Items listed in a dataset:
-- Start --

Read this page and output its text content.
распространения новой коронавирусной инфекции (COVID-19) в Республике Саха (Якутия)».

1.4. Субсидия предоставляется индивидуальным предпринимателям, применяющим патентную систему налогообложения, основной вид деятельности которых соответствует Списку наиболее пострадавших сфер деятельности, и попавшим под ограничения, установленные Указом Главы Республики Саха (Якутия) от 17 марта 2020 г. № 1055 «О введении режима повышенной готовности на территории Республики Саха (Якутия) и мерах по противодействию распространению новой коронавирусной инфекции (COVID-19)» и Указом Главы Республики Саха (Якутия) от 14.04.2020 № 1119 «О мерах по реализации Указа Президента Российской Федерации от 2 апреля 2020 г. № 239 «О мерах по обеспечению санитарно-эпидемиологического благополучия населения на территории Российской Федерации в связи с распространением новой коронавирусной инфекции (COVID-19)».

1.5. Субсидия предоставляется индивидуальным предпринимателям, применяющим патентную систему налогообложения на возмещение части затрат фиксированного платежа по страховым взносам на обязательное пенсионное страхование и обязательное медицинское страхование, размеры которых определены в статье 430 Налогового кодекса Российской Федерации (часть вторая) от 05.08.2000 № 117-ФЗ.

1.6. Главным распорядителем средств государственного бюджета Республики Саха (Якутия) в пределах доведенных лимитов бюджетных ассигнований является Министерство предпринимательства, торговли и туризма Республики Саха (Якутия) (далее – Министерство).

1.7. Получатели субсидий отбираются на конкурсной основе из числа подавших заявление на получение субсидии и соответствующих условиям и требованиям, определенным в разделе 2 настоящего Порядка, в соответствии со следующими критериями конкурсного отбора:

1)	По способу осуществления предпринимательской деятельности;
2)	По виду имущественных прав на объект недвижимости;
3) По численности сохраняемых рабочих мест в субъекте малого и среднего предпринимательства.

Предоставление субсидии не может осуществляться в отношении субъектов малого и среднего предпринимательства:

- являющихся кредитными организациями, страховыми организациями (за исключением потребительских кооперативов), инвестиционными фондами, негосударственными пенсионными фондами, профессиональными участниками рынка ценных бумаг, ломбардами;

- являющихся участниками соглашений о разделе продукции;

-- End --

GOAL » Copy each line of the entries that includes the word "разделе".

WRITTEN ANSWER »
1.7. Получатели субсидий отбираются на конкурсной основе из числа подавших заявление на получение субсидии и соответствующих условиям и требованиям, определенным в разделе 2 настоящего Порядка, в соответствии со следующими критериями конкурсного отбора:
- являющихся участниками соглашений о разделе продукции;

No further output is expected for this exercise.